TASK REQUIREMENTS —
Through to the final line, write out the records below exactly, omitting any images they contain.

———

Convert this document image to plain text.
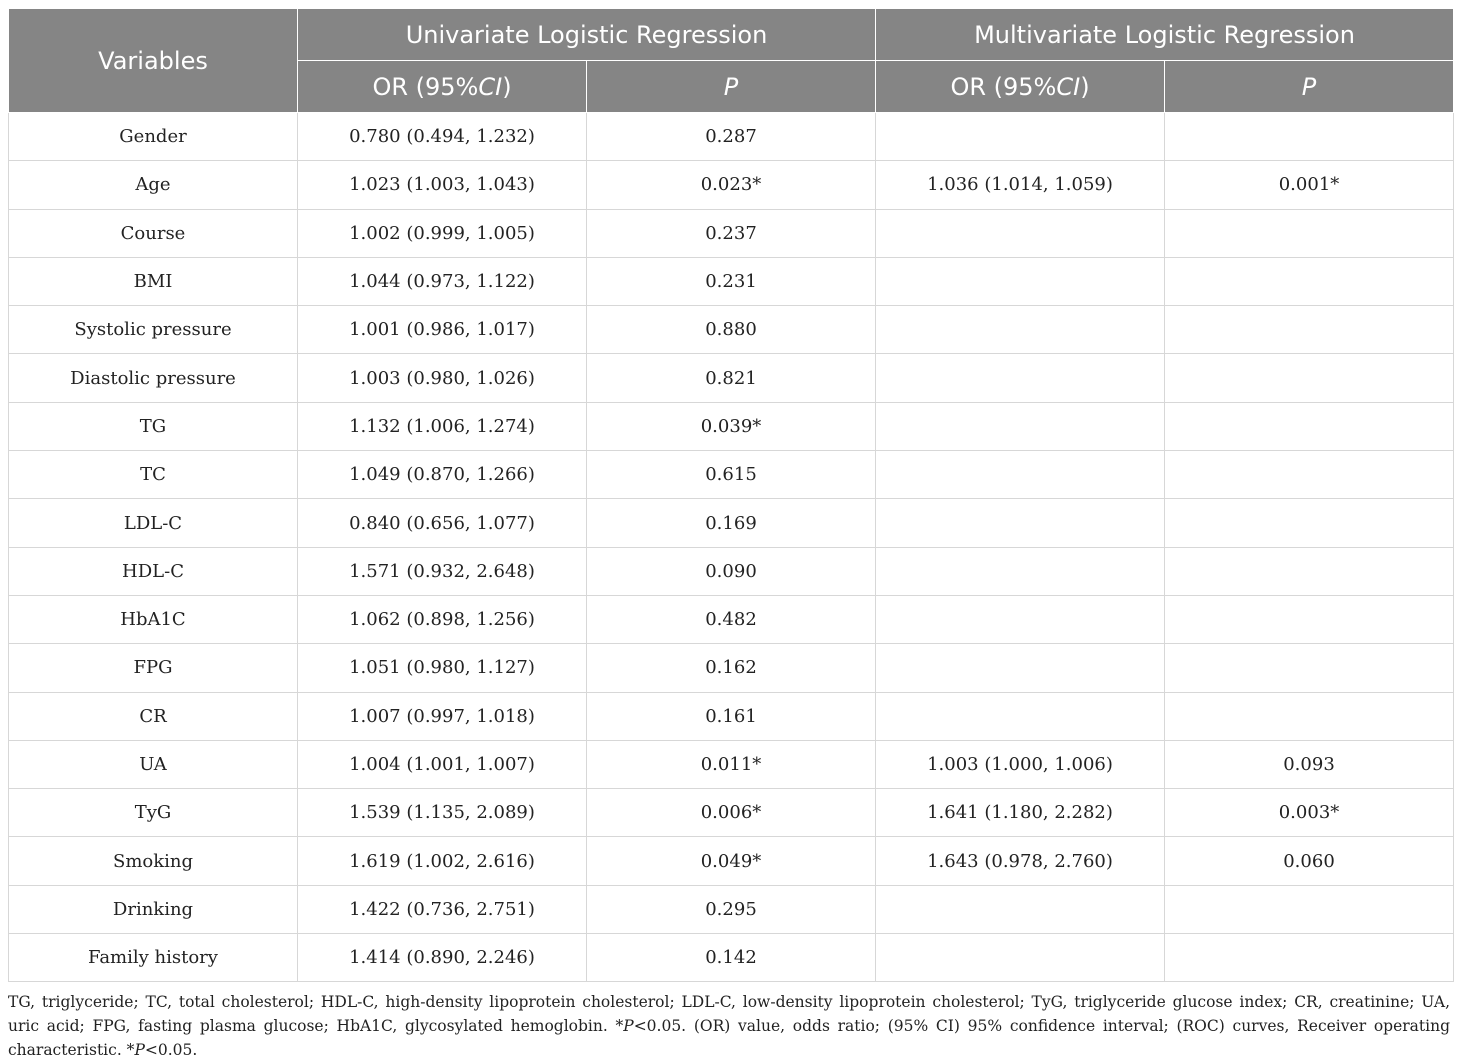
Variables	Univariate Logistic Regression		Multivariate Logistic Regression	
	OR (95%CI)	P	OR (95%CI)	P
Gender	0.780 (0.494, 1.232)	0.287		
Age	1.023 (1.003, 1.043)	0.023*	1.036 (1.014, 1.059)	0.001*
Course	1.002 (0.999, 1.005)	0.237		
BMI	1.044 (0.973, 1.122)	0.231		
Systolic pressure	1.001 (0.986, 1.017)	0.880		
Diastolic pressure	1.003 (0.980, 1.026)	0.821		
TG	1.132 (1.006, 1.274)	0.039*		
TC	1.049 (0.870, 1.266)	0.615		
LDL-C	0.840 (0.656, 1.077)	0.169		
HDL-C	1.571 (0.932, 2.648)	0.090		
HbA1C	1.062 (0.898, 1.256)	0.482		
FPG	1.051 (0.980, 1.127)	0.162		
CR	1.007 (0.997, 1.018)	0.161		
UA	1.004 (1.001, 1.007)	0.011*	1.003 (1.000, 1.006)	0.093
TyG	1.539 (1.135, 2.089)	0.006*	1.641 (1.180, 2.282)	0.003*
Smoking	1.619 (1.002, 2.616)	0.049*	1.643 (0.978, 2.760)	0.060
Drinking	1.422 (0.736, 2.751)	0.295		
Family history	1.414 (0.890, 2.246)	0.142		
TG, triglyceride; TC, total cholesterol; HDL-C, high-density lipoprotein cholesterol; LDL-C, low-density lipoprotein cholesterol; TyG, triglyceride glucose index; CR, creatinine; UA, uric acid; FPG, fasting plasma glucose; HbA1C, glycosylated hemoglobin. *P<0.05. (OR) value, odds ratio; (95% CI) 95% confidence interval; (ROC) curves, Receiver operating characteristic. *P<0.05.
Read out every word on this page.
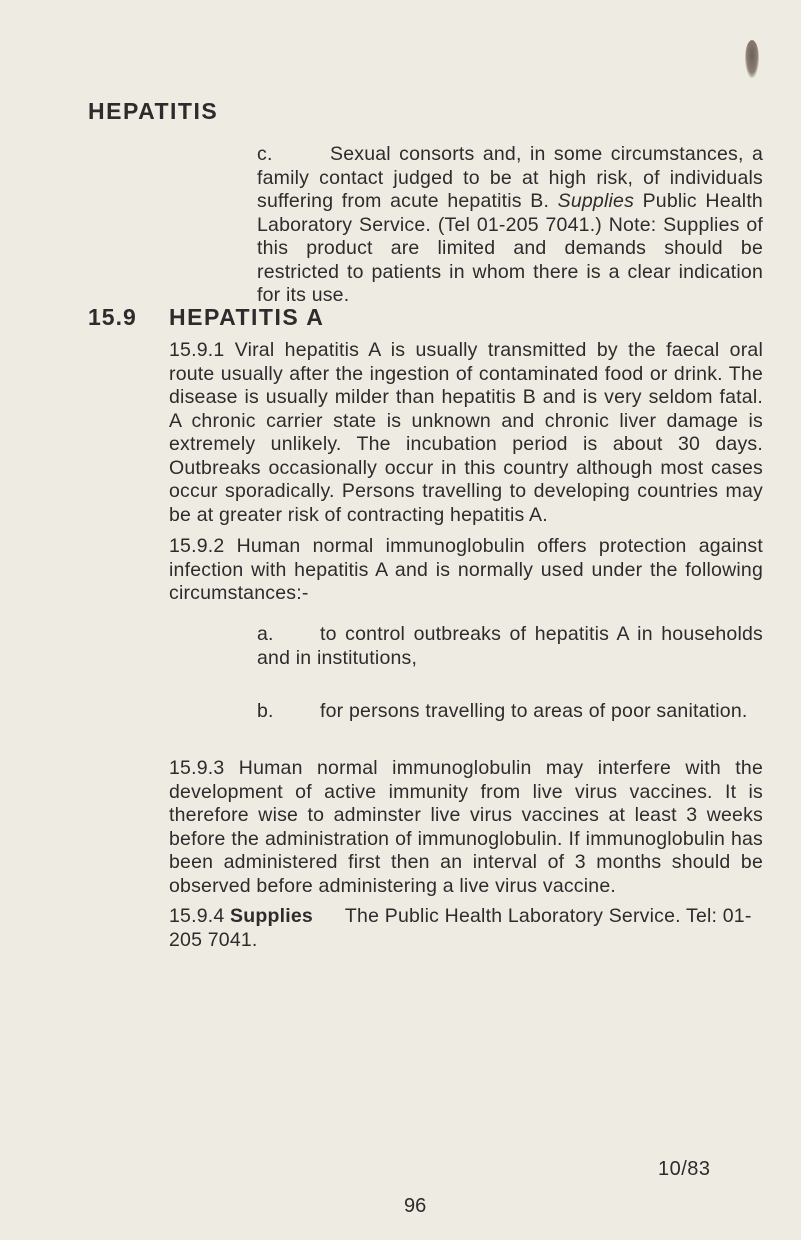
HEPATITIS
c.	Sexual consorts and, in some circumstances, a family contact judged to be at high risk, of individuals suffering from acute hepatitis B. Supplies Public Health Laboratory Service. (Tel 01-205 7041.) Note: Supplies of this product are limited and demands should be restricted to patients in whom there is a clear indication for its use.
15.9 HEPATITIS A
15.9.1 Viral hepatitis A is usually transmitted by the faecal oral route usually after the ingestion of contaminated food or drink. The disease is usually milder than hepatitis B and is very seldom fatal. A chronic carrier state is unknown and chronic liver damage is extremely unlikely. The incubation period is about 30 days. Outbreaks occasionally occur in this country although most cases occur sporadically. Persons travelling to developing countries may be at greater risk of contracting hepatitis A.
15.9.2 Human normal immunoglobulin offers protection against infection with hepatitis A and is normally used under the following circumstances:-
a. to control outbreaks of hepatitis A in households and in institutions,
b. for persons travelling to areas of poor sanitation.
15.9.3 Human normal immunoglobulin may interfere with the development of active immunity from live virus vaccines. It is therefore wise to adminster live virus vaccines at least 3 weeks before the administration of immunoglobulin. If immunoglobulin has been administered first then an interval of 3 months should be observed before administering a live virus vaccine.
15.9.4 Supplies The Public Health Laboratory Service. Tel: 01-205 7041.
10/83
96
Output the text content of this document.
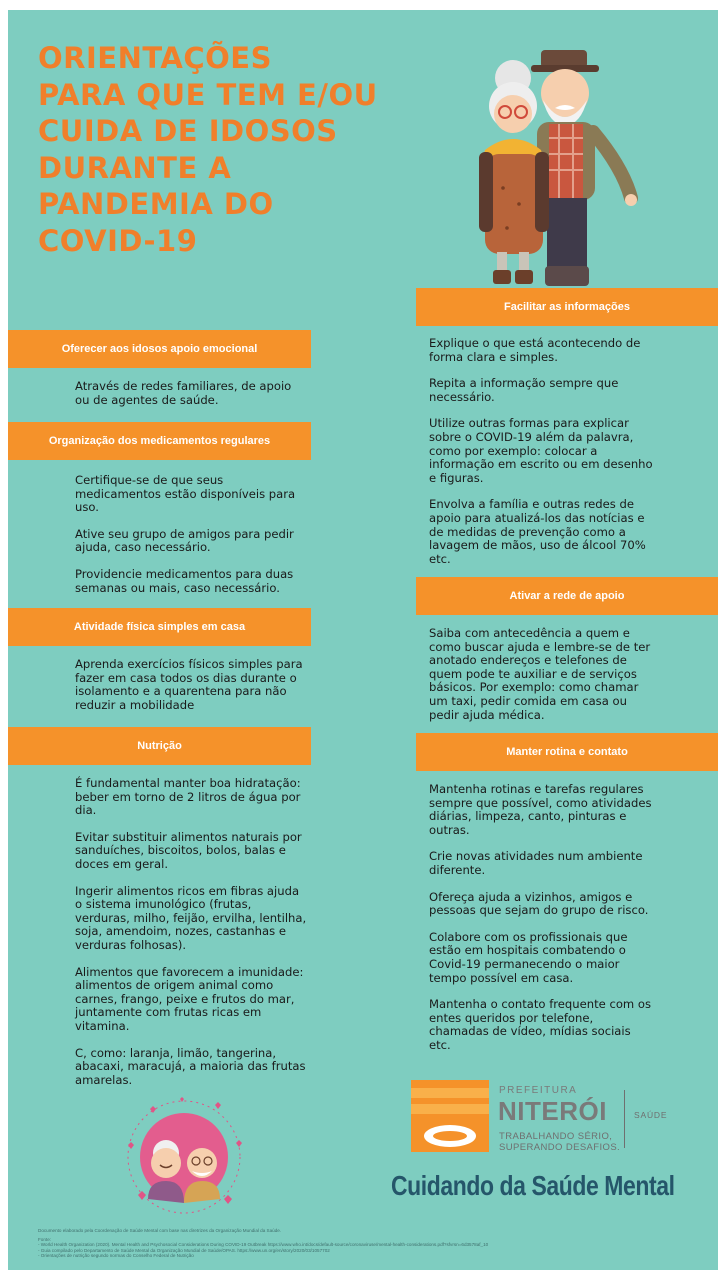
ORIENTAÇÕES
PARA QUE TEM E/OU
CUIDA DE IDOSOS
DURANTE A
PANDEMIA DO
COVID-19
Oferecer aos idosos apoio emocional

Através de redes familiares, de apoio ou de agentes de saúde.

Organização dos medicamentos regulares

Certifique-se de que seus medicamentos estão disponíveis para uso.

Ative seu grupo de amigos para pedir ajuda, caso necessário.

Providencie medicamentos para duas semanas ou mais, caso necessário.

Atividade física simples em casa

Aprenda exercícios físicos simples para fazer em casa todos os dias durante o isolamento e a quarentena para não reduzir a mobilidade

Nutrição

É fundamental manter boa hidratação: beber em torno de 2 litros de água por dia.

Evitar substituir alimentos naturais por sanduíches, biscoitos, bolos, balas e doces em geral.

Ingerir alimentos ricos em fibras ajuda o sistema imunológico (frutas, verduras, milho, feijão, ervilha, lentilha, soja, amendoim, nozes, castanhas e verduras folhosas).

Alimentos que favorecem a imunidade: alimentos de origem animal como carnes, frango, peixe e frutos do mar, juntamente com frutas ricas em vitamina.

C, como: laranja, limão, tangerina, abacaxi, maracujá, a maioria das frutas amarelas.

Facilitar as informações

Explique o que está acontecendo de forma clara e simples.

Repita a informação sempre que necessário.

Utilize outras formas para explicar sobre o COVID-19 além da palavra, como por exemplo: colocar a informação em escrito ou em desenho e figuras.

Envolva a família e outras redes de apoio para atualizá-los das notícias e de medidas de prevenção como a lavagem de mãos, uso de álcool 70% etc.

Ativar a rede de apoio

Saiba com antecedência a quem e como buscar ajuda e lembre-se de ter anotado endereços e telefones de quem pode te auxiliar e de serviços básicos. Por exemplo: como chamar um taxi, pedir comida em casa ou pedir ajuda médica.

Manter rotina e contato

Mantenha rotinas e tarefas regulares sempre que possível, como atividades diárias, limpeza, canto, pinturas e outras.

Crie novas atividades num ambiente diferente.

Ofereça ajuda a vizinhos, amigos e pessoas que sejam do grupo de risco.

Colabore com os profissionais que estão em hospitais combatendo o Covid-19 permanecendo o maior tempo possível em casa.

Mantenha o contato frequente com os entes queridos por telefone, chamadas de vídeo, mídias sociais etc.

PREFEITURA
NITERÓI
TRABALHANDO SÉRIO,
SUPERANDO DESAFIOS.
SAÚDE
Cuidando da Saúde Mental
Documento elaborado pela Coordenação de Saúde Mental com base nas diretrizes da Organização Mundial da Saúde.
Fonte:
- World Health Organization (2020). Mental Health and Psychosocial Considerations During COVID-19 Outbreak https://www.who.int/docs/default-source/coronaviruse/mental-health-considerations.pdf?sfvrsn=6d3578af_10
- Guia compilado pelo Departamento de Saúde Mental da Organização Mundial de Saúde/OPAS. https://www.un.org/en/story/2020/03/1057702
- Orientações de nutrição segundo normas do Conselho Federal de Nutrição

———

ANSWER BELOW —
Convert this document image to plain text.
Variables	Univariate Logistic Regression		Multivariate Logistic Regression	
	OR (95%CI)	P	OR (95%CI)	P
Gender	0.780 (0.494, 1.232)	0.287		
Age	1.023 (1.003, 1.043)	0.023*	1.036 (1.014, 1.059)	0.001*
Course	1.002 (0.999, 1.005)	0.237		
BMI	1.044 (0.973, 1.122)	0.231		
Systolic pressure	1.001 (0.986, 1.017)	0.880		
Diastolic pressure	1.003 (0.980, 1.026)	0.821		
TG	1.132 (1.006, 1.274)	0.039*		
TC	1.049 (0.870, 1.266)	0.615		
LDL-C	0.840 (0.656, 1.077)	0.169		
HDL-C	1.571 (0.932, 2.648)	0.090		
HbA1C	1.062 (0.898, 1.256)	0.482		
FPG	1.051 (0.980, 1.127)	0.162		
CR	1.007 (0.997, 1.018)	0.161		
UA	1.004 (1.001, 1.007)	0.011*	1.003 (1.000, 1.006)	0.093
TyG	1.539 (1.135, 2.089)	0.006*	1.641 (1.180, 2.282)	0.003*
Smoking	1.619 (1.002, 2.616)	0.049*	1.643 (0.978, 2.760)	0.060
Drinking	1.422 (0.736, 2.751)	0.295		
Family history	1.414 (0.890, 2.246)	0.142		
TG, triglyceride; TC, total cholesterol; HDL-C, high-density lipoprotein cholesterol; LDL-C, low-density lipoprotein cholesterol; TyG, triglyceride glucose index; CR, creatinine; UA, uric acid; FPG, fasting plasma glucose; HbA1C, glycosylated hemoglobin. *P<0.05. (OR) value, odds ratio; (95% CI) 95% confidence interval; (ROC) curves, Receiver operating characteristic. *P<0.05.
Read out every word on this page.
HEPATITIS
c.	Sexual consorts and, in some circumstances, a family contact judged to be at high risk, of individuals suffering from acute hepatitis B. Supplies Public Health Laboratory Service. (Tel 01-205 7041.) Note: Supplies of this product are limited and demands should be restricted to patients in whom there is a clear indication for its use.
15.9 HEPATITIS A
15.9.1 Viral hepatitis A is usually transmitted by the faecal oral route usually after the ingestion of contaminated food or drink. The disease is usually milder than hepatitis B and is very seldom fatal. A chronic carrier state is unknown and chronic liver damage is extremely unlikely. The incubation period is about 30 days. Outbreaks occasionally occur in this country although most cases occur sporadically. Persons travelling to developing countries may be at greater risk of contracting hepatitis A.
15.9.2 Human normal immunoglobulin offers protection against infection with hepatitis A and is normally used under the following circumstances:-
a. to control outbreaks of hepatitis A in households and in institutions,
b. for persons travelling to areas of poor sanitation.
15.9.3 Human normal immunoglobulin may interfere with the development of active immunity from live virus vaccines. It is therefore wise to adminster live virus vaccines at least 3 weeks before the administration of immunoglobulin. If immunoglobulin has been administered first then an interval of 3 months should be observed before administering a live virus vaccine.
15.9.4 Supplies The Public Health Laboratory Service. Tel: 01-205 7041.
10/83
96
Output the text content of this document.
ORIENTAÇÕES
PARA QUE TEM E/OU
CUIDA DE IDOSOS
DURANTE A
PANDEMIA DO
COVID-19
Oferecer aos idosos apoio emocional

Através de redes familiares, de apoio ou de agentes de saúde.

Organização dos medicamentos regulares

Certifique-se de que seus medicamentos estão disponíveis para uso.

Ative seu grupo de amigos para pedir ajuda, caso necessário.

Providencie medicamentos para duas semanas ou mais, caso necessário.

Atividade física simples em casa

Aprenda exercícios físicos simples para fazer em casa todos os dias durante o isolamento e a quarentena para não reduzir a mobilidade

Nutrição

É fundamental manter boa hidratação: beber em torno de 2 litros de água por dia.

Evitar substituir alimentos naturais por sanduíches, biscoitos, bolos, balas e doces em geral.

Ingerir alimentos ricos em fibras ajuda o sistema imunológico (frutas, verduras, milho, feijão, ervilha, lentilha, soja, amendoim, nozes, castanhas e verduras folhosas).

Alimentos que favorecem a imunidade: alimentos de origem animal como carnes, frango, peixe e frutos do mar, juntamente com frutas ricas em vitamina.

C, como: laranja, limão, tangerina, abacaxi, maracujá, a maioria das frutas amarelas.

Facilitar as informações

Explique o que está acontecendo de forma clara e simples.

Repita a informação sempre que necessário.

Utilize outras formas para explicar sobre o COVID-19 além da palavra, como por exemplo: colocar a informação em escrito ou em desenho e figuras.

Envolva a família e outras redes de apoio para atualizá-los das notícias e de medidas de prevenção como a lavagem de mãos, uso de álcool 70% etc.

Ativar a rede de apoio

Saiba com antecedência a quem e como buscar ajuda e lembre-se de ter anotado endereços e telefones de quem pode te auxiliar e de serviços básicos. Por exemplo: como chamar um taxi, pedir comida em casa ou pedir ajuda médica.

Manter rotina e contato

Mantenha rotinas e tarefas regulares sempre que possível, como atividades diárias, limpeza, canto, pinturas e outras.

Crie novas atividades num ambiente diferente.

Ofereça ajuda a vizinhos, amigos e pessoas que sejam do grupo de risco.

Colabore com os profissionais que estão em hospitais combatendo o Covid-19 permanecendo o maior tempo possível em casa.

Mantenha o contato frequente com os entes queridos por telefone, chamadas de vídeo, mídias sociais etc.

PREFEITURA
NITERÓI
TRABALHANDO SÉRIO,
SUPERANDO DESAFIOS.
SAÚDE
Cuidando da Saúde Mental
Documento elaborado pela Coordenação de Saúde Mental com base nas diretrizes da Organização Mundial da Saúde.
Fonte:
- World Health Organization (2020). Mental Health and Psychosocial Considerations During COVID-19 Outbreak https://www.who.int/docs/default-source/coronaviruse/mental-health-considerations.pdf?sfvrsn=6d3578af_10
- Guia compilado pelo Departamento de Saúde Mental da Organização Mundial de Saúde/OPAS. https://www.un.org/en/story/2020/03/1057702
- Orientações de nutrição segundo normas do Conselho Federal de Nutrição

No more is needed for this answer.